(Records from a data collection)
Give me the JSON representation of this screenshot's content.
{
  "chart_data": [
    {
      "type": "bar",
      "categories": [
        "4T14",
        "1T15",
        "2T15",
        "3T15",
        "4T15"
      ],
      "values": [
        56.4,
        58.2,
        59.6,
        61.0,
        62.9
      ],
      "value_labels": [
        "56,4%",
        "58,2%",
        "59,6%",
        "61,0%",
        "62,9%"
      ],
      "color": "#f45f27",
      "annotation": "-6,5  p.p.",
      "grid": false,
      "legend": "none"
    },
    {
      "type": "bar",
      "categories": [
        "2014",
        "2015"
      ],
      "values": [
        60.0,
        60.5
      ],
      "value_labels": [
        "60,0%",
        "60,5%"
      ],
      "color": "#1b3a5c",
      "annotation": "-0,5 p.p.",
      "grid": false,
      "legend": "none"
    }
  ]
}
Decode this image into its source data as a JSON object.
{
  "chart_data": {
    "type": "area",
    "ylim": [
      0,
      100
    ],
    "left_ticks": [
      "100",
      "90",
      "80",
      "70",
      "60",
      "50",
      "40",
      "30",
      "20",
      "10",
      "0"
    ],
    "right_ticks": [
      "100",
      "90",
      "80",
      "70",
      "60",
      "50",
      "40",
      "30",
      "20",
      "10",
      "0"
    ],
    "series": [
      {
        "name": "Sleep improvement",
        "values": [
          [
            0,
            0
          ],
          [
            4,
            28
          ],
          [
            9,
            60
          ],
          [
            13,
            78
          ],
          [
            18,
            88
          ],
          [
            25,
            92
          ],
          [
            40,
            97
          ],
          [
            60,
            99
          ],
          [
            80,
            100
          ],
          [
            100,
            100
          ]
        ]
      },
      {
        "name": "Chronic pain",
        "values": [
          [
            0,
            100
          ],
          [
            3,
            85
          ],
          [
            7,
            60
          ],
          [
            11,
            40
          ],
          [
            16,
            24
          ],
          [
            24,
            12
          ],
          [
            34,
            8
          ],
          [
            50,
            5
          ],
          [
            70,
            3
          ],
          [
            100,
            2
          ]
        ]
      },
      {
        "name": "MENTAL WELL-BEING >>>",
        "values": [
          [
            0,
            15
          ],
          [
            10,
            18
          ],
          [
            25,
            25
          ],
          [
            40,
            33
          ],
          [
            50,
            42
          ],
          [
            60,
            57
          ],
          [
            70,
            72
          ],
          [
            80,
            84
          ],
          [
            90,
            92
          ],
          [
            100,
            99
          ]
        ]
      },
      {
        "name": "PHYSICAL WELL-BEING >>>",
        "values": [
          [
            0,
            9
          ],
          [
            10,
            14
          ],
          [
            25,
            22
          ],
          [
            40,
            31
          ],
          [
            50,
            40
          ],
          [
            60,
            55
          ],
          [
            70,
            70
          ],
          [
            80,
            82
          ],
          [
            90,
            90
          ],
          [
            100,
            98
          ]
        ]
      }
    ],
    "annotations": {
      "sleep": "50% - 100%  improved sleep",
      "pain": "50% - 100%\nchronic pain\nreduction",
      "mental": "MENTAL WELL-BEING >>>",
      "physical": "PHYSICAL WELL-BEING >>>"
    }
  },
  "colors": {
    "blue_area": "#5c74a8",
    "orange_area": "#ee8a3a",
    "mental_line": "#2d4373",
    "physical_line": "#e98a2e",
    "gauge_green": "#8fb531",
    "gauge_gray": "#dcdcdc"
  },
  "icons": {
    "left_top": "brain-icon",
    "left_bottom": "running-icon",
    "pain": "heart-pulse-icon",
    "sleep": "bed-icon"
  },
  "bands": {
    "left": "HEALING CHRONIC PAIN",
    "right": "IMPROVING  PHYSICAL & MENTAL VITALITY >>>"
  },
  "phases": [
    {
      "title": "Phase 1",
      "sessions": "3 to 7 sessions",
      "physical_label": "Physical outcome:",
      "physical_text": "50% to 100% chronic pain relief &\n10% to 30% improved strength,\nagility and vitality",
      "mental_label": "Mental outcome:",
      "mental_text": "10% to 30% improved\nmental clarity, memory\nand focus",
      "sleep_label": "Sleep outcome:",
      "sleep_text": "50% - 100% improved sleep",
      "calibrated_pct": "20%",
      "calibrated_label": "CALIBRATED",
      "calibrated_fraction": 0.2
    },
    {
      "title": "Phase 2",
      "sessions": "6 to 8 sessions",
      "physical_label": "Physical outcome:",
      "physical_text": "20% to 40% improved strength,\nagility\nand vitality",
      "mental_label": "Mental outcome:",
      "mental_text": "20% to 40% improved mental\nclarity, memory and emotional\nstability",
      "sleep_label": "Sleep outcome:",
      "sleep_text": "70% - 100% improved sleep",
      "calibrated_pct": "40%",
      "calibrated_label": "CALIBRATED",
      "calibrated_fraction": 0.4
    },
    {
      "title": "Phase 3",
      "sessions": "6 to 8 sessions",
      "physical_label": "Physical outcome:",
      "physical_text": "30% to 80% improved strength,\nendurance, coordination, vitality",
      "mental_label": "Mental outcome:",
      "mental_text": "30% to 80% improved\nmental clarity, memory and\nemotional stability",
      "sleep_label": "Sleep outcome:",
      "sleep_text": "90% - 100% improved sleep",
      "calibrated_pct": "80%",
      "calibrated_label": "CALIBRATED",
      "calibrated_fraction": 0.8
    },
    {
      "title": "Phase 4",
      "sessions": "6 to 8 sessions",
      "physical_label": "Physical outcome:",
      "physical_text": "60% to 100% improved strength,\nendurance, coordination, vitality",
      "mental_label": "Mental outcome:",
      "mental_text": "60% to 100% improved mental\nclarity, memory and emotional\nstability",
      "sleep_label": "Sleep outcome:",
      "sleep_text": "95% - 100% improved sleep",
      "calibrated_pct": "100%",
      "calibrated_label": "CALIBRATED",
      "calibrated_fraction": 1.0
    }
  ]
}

• **Task details**
Output an exact copy of each record.

• **Task answer**
Give me the JSON representation of this screenshot's content.
{
  "chart_data": [
    {
      "type": "bar",
      "categories": [
        "4T14",
        "1T15",
        "2T15",
        "3T15",
        "4T15"
      ],
      "values": [
        56.4,
        58.2,
        59.6,
        61.0,
        62.9
      ],
      "value_labels": [
        "56,4%",
        "58,2%",
        "59,6%",
        "61,0%",
        "62,9%"
      ],
      "color": "#f45f27",
      "annotation": "-6,5  p.p.",
      "grid": false,
      "legend": "none"
    },
    {
      "type": "bar",
      "categories": [
        "2014",
        "2015"
      ],
      "values": [
        60.0,
        60.5
      ],
      "value_labels": [
        "60,0%",
        "60,5%"
      ],
      "color": "#1b3a5c",
      "annotation": "-0,5 p.p.",
      "grid": false,
      "legend": "none"
    }
  ]
}
Decode this image into its source data as a JSON object.
{
  "chart_data": {
    "type": "area",
    "ylim": [
      0,
      100
    ],
    "left_ticks": [
      "100",
      "90",
      "80",
      "70",
      "60",
      "50",
      "40",
      "30",
      "20",
      "10",
      "0"
    ],
    "right_ticks": [
      "100",
      "90",
      "80",
      "70",
      "60",
      "50",
      "40",
      "30",
      "20",
      "10",
      "0"
    ],
    "series": [
      {
        "name": "Sleep improvement",
        "values": [
          [
            0,
            0
          ],
          [
            4,
            28
          ],
          [
            9,
            60
          ],
          [
            13,
            78
          ],
          [
            18,
            88
          ],
          [
            25,
            92
          ],
          [
            40,
            97
          ],
          [
            60,
            99
          ],
          [
            80,
            100
          ],
          [
            100,
            100
          ]
        ]
      },
      {
        "name": "Chronic pain",
        "values": [
          [
            0,
            100
          ],
          [
            3,
            85
          ],
          [
            7,
            60
          ],
          [
            11,
            40
          ],
          [
            16,
            24
          ],
          [
            24,
            12
          ],
          [
            34,
            8
          ],
          [
            50,
            5
          ],
          [
            70,
            3
          ],
          [
            100,
            2
          ]
        ]
      },
      {
        "name": "MENTAL WELL-BEING >>>",
        "values": [
          [
            0,
            15
          ],
          [
            10,
            18
          ],
          [
            25,
            25
          ],
          [
            40,
            33
          ],
          [
            50,
            42
          ],
          [
            60,
            57
          ],
          [
            70,
            72
          ],
          [
            80,
            84
          ],
          [
            90,
            92
          ],
          [
            100,
            99
          ]
        ]
      },
      {
        "name": "PHYSICAL WELL-BEING >>>",
        "values": [
          [
            0,
            9
          ],
          [
            10,
            14
          ],
          [
            25,
            22
          ],
          [
            40,
            31
          ],
          [
            50,
            40
          ],
          [
            60,
            55
          ],
          [
            70,
            70
          ],
          [
            80,
            82
          ],
          [
            90,
            90
          ],
          [
            100,
            98
          ]
        ]
      }
    ],
    "annotations": {
      "sleep": "50% - 100%  improved sleep",
      "pain": "50% - 100%\nchronic pain\nreduction",
      "mental": "MENTAL WELL-BEING >>>",
      "physical": "PHYSICAL WELL-BEING >>>"
    }
  },
  "colors": {
    "blue_area": "#5c74a8",
    "orange_area": "#ee8a3a",
    "mental_line": "#2d4373",
    "physical_line": "#e98a2e",
    "gauge_green": "#8fb531",
    "gauge_gray": "#dcdcdc"
  },
  "icons": {
    "left_top": "brain-icon",
    "left_bottom": "running-icon",
    "pain": "heart-pulse-icon",
    "sleep": "bed-icon"
  },
  "bands": {
    "left": "HEALING CHRONIC PAIN",
    "right": "IMPROVING  PHYSICAL & MENTAL VITALITY >>>"
  },
  "phases": [
    {
      "title": "Phase 1",
      "sessions": "3 to 7 sessions",
      "physical_label": "Physical outcome:",
      "physical_text": "50% to 100% chronic pain relief &\n10% to 30% improved strength,\nagility and vitality",
      "mental_label": "Mental outcome:",
      "mental_text": "10% to 30% improved\nmental clarity, memory\nand focus",
      "sleep_label": "Sleep outcome:",
      "sleep_text": "50% - 100% improved sleep",
      "calibrated_pct": "20%",
      "calibrated_label": "CALIBRATED",
      "calibrated_fraction": 0.2
    },
    {
      "title": "Phase 2",
      "sessions": "6 to 8 sessions",
      "physical_label": "Physical outcome:",
      "physical_text": "20% to 40% improved strength,\nagility\nand vitality",
      "mental_label": "Mental outcome:",
      "mental_text": "20% to 40% improved mental\nclarity, memory and emotional\nstability",
      "sleep_label": "Sleep outcome:",
      "sleep_text": "70% - 100% improved sleep",
      "calibrated_pct": "40%",
      "calibrated_label": "CALIBRATED",
      "calibrated_fraction": 0.4
    },
    {
      "title": "Phase 3",
      "sessions": "6 to 8 sessions",
      "physical_label": "Physical outcome:",
      "physical_text": "30% to 80% improved strength,\nendurance, coordination, vitality",
      "mental_label": "Mental outcome:",
      "mental_text": "30% to 80% improved\nmental clarity, memory and\nemotional stability",
      "sleep_label": "Sleep outcome:",
      "sleep_text": "90% - 100% improved sleep",
      "calibrated_pct": "80%",
      "calibrated_label": "CALIBRATED",
      "calibrated_fraction": 0.8
    },
    {
      "title": "Phase 4",
      "sessions": "6 to 8 sessions",
      "physical_label": "Physical outcome:",
      "physical_text": "60% to 100% improved strength,\nendurance, coordination, vitality",
      "mental_label": "Mental outcome:",
      "mental_text": "60% to 100% improved mental\nclarity, memory and emotional\nstability",
      "sleep_label": "Sleep outcome:",
      "sleep_text": "95% - 100% improved sleep",
      "calibrated_pct": "100%",
      "calibrated_label": "CALIBRATED",
      "calibrated_fraction": 1.0
    }
  ]
}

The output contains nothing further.